### What this task involves
Copy word for word the material from its very first line through the line that contains "add-label: Add — [393, 779, 419, 794]".

### Dataset extract
* * * * * * *

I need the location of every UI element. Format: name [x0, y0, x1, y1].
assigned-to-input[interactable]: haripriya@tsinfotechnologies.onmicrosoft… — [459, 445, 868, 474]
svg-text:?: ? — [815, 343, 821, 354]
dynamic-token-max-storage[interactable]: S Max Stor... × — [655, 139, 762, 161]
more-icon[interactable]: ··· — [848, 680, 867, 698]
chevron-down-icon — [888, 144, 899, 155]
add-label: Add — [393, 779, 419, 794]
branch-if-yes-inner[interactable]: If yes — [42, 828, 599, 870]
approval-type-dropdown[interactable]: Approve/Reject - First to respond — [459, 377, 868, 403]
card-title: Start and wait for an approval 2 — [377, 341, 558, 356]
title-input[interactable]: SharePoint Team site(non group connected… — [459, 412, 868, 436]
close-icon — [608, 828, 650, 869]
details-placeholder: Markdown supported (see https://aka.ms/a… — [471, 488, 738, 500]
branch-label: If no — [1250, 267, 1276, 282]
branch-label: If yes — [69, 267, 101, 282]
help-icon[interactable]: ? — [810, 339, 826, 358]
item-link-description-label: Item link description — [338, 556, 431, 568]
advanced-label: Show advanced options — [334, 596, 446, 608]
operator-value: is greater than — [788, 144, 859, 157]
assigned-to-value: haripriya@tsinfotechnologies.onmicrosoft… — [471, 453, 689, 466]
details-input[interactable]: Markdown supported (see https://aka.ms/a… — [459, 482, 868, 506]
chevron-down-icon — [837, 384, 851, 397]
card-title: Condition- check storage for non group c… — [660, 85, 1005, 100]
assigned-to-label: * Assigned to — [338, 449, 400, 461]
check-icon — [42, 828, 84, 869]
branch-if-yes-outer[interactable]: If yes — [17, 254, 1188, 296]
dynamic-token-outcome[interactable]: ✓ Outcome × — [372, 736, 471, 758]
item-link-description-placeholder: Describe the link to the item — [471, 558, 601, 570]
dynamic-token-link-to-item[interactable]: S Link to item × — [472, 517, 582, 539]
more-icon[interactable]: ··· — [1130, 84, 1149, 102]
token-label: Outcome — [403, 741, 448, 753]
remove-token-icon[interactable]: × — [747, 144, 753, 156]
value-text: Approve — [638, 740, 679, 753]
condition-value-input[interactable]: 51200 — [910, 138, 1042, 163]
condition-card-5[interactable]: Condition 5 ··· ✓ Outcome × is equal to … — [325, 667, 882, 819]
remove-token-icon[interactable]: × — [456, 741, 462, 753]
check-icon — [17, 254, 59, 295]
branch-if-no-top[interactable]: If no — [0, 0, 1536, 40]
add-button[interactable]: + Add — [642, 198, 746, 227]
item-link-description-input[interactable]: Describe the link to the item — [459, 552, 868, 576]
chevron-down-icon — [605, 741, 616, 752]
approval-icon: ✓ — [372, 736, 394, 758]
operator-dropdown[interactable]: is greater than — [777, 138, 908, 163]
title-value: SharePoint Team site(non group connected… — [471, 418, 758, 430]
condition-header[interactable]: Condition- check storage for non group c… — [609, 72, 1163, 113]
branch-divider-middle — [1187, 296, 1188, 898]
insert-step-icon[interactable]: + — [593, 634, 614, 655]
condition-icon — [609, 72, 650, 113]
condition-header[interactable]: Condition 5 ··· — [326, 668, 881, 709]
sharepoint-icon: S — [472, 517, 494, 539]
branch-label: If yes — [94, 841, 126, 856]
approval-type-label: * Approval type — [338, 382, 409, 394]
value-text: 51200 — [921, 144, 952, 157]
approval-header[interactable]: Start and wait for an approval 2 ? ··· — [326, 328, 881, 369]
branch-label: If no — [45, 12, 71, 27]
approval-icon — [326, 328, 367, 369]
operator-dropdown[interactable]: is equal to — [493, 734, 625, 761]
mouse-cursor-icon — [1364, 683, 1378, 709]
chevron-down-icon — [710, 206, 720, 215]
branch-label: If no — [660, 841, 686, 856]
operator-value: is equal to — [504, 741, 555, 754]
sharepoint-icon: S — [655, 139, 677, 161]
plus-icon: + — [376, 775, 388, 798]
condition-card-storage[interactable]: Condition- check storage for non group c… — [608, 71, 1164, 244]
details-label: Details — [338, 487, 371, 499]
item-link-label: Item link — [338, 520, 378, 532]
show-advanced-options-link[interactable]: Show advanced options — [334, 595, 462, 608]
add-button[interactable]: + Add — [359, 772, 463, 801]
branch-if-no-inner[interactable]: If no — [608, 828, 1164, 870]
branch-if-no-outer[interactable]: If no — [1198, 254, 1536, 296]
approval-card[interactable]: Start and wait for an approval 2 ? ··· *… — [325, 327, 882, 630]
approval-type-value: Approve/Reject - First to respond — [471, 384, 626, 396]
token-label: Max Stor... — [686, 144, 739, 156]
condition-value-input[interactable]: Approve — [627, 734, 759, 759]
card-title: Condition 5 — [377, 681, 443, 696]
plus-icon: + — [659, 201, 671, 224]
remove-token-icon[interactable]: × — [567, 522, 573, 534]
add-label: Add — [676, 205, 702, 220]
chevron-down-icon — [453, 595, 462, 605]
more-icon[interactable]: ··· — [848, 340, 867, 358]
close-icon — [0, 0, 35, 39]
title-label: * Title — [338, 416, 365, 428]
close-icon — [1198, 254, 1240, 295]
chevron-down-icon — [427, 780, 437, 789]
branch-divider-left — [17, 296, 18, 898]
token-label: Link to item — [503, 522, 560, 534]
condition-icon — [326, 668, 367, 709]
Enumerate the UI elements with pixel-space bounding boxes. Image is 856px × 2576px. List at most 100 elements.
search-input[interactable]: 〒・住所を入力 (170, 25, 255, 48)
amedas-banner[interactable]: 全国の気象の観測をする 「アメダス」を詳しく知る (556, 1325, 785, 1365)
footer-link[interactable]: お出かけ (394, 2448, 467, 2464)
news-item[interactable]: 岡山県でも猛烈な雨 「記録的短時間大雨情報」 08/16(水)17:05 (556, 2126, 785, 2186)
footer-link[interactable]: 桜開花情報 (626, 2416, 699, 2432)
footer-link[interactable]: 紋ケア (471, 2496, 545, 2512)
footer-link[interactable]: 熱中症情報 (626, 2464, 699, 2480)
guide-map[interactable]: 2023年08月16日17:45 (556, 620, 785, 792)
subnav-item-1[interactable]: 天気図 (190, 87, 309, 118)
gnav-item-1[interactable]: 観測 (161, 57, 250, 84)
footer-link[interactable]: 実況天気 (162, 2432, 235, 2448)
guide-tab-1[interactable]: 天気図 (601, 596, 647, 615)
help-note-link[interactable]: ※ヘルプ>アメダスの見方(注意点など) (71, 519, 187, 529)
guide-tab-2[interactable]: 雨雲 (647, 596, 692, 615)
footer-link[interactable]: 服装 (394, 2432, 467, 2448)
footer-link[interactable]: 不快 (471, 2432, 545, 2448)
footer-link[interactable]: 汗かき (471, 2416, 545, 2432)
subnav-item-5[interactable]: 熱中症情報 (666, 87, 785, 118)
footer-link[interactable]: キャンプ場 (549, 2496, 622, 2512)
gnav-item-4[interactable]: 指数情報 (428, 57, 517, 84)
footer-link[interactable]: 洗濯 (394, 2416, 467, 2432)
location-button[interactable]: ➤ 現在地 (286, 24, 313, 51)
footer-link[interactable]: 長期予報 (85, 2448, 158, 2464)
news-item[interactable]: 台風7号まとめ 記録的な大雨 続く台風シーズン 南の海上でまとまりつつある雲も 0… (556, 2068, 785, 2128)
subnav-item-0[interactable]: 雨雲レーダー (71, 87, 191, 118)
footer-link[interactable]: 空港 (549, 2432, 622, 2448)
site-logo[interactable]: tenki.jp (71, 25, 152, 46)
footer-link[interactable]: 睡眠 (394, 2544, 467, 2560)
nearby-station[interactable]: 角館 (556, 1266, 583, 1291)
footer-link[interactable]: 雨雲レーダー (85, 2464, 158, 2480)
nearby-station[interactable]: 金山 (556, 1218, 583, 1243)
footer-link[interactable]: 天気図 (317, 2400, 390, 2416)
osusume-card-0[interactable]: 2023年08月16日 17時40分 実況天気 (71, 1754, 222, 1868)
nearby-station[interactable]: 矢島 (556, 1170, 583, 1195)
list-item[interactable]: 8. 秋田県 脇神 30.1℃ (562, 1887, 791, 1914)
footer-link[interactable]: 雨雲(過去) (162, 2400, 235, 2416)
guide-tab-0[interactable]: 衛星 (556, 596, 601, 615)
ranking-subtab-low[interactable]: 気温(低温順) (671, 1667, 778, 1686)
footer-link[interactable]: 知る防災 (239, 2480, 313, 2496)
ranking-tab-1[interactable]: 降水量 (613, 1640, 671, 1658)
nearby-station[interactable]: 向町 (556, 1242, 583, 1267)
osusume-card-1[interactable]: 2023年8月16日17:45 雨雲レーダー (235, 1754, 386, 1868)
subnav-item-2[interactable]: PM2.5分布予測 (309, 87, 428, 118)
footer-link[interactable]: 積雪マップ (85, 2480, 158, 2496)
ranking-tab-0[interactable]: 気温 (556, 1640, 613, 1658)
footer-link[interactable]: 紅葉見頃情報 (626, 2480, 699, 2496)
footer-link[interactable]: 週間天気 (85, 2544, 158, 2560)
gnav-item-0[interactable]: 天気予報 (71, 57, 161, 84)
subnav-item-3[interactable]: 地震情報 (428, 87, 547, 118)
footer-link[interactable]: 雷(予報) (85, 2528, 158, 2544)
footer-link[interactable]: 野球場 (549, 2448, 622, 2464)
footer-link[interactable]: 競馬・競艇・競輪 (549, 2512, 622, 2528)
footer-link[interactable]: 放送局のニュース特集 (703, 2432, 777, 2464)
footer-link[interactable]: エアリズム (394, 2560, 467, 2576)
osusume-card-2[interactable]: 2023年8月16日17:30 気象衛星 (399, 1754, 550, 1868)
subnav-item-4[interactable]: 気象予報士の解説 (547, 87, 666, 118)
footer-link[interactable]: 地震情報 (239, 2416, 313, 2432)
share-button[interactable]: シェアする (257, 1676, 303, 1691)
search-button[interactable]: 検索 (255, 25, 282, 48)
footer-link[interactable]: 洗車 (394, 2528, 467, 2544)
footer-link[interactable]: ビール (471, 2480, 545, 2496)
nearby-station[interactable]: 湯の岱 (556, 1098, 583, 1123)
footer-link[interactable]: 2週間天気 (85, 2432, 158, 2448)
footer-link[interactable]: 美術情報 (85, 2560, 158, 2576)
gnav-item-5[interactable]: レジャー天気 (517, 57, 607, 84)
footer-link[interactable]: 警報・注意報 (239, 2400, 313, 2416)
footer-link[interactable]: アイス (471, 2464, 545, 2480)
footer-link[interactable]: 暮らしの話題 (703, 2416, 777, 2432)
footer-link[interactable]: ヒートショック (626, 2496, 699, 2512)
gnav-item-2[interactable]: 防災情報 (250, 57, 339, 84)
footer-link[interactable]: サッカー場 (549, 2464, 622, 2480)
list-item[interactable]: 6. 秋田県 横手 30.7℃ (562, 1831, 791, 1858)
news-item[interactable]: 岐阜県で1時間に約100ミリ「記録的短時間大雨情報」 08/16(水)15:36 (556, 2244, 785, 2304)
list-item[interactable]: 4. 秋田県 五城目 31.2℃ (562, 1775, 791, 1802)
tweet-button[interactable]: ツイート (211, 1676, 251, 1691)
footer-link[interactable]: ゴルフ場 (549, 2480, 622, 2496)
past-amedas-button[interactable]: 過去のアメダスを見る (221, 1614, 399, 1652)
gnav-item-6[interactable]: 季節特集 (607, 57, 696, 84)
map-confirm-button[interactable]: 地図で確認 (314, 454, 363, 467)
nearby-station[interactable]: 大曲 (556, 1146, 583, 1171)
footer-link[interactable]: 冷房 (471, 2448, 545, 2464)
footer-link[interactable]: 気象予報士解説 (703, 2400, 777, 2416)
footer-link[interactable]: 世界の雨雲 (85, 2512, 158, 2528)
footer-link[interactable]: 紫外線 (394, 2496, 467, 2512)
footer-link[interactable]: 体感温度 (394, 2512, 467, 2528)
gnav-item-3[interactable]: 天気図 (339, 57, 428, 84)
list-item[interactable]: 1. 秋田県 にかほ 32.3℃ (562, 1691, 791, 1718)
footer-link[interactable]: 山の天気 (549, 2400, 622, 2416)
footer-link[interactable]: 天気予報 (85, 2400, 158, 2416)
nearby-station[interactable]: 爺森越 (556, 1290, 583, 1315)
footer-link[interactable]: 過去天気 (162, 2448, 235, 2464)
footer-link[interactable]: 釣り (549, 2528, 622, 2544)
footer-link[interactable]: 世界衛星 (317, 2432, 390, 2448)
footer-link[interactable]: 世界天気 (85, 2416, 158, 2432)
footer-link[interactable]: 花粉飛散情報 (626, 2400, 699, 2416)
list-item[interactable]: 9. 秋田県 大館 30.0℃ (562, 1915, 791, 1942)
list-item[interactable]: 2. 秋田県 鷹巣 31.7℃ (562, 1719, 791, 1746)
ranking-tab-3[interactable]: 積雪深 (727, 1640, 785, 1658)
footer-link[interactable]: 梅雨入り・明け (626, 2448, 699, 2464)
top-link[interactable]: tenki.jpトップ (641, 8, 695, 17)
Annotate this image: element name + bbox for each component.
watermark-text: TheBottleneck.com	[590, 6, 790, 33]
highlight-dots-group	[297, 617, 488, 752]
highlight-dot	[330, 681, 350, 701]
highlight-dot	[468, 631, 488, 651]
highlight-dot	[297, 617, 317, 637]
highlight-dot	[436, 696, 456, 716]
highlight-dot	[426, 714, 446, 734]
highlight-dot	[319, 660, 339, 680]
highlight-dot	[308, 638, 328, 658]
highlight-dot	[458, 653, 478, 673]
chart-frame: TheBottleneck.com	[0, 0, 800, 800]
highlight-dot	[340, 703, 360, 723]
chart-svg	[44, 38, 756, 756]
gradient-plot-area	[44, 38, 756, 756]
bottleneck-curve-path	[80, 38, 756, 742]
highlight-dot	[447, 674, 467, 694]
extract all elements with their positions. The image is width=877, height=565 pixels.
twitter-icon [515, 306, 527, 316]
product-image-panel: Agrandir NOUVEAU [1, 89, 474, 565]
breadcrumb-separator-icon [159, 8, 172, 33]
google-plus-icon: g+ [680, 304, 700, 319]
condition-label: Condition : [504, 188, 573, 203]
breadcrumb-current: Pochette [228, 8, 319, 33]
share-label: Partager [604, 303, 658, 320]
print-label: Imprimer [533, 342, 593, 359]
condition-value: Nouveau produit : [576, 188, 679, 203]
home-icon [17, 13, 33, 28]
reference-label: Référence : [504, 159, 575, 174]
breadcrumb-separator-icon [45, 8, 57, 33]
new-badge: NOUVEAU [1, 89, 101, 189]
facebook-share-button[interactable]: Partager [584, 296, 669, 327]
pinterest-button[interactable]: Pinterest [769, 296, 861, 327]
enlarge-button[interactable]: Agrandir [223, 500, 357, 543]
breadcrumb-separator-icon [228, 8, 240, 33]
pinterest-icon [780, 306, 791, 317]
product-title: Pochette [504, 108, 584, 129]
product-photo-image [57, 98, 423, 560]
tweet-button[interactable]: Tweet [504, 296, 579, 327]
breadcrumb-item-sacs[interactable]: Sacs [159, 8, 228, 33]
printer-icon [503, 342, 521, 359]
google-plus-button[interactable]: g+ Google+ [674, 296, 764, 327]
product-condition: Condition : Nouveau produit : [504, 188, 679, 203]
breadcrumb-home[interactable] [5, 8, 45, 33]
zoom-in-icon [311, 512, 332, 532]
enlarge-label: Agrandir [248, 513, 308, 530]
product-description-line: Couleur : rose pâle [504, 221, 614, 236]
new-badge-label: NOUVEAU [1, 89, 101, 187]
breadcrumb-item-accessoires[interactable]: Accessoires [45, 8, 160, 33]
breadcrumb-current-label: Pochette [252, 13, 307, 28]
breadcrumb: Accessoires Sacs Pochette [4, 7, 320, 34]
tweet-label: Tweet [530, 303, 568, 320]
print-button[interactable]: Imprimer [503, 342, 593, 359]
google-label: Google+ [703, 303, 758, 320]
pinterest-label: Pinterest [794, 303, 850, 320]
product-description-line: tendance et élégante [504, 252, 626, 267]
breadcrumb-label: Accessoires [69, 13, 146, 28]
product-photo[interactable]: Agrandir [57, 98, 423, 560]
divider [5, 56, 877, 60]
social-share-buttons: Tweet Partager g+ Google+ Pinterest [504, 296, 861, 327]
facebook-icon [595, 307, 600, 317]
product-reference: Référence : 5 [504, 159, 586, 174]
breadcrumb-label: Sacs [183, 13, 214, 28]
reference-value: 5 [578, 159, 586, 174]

* * * * * * *

### Written answer
I need the location of every UI element. Format: name [x0, y0, x1, y1].
assigned-to-input[interactable]: haripriya@tsinfotechnologies.onmicrosoft… — [459, 445, 868, 474]
svg-text:?: ? — [815, 343, 821, 354]
dynamic-token-max-storage[interactable]: S Max Stor... × — [655, 139, 762, 161]
more-icon[interactable]: ··· — [848, 680, 867, 698]
chevron-down-icon — [888, 144, 899, 155]
add-label: Add — [393, 779, 419, 794]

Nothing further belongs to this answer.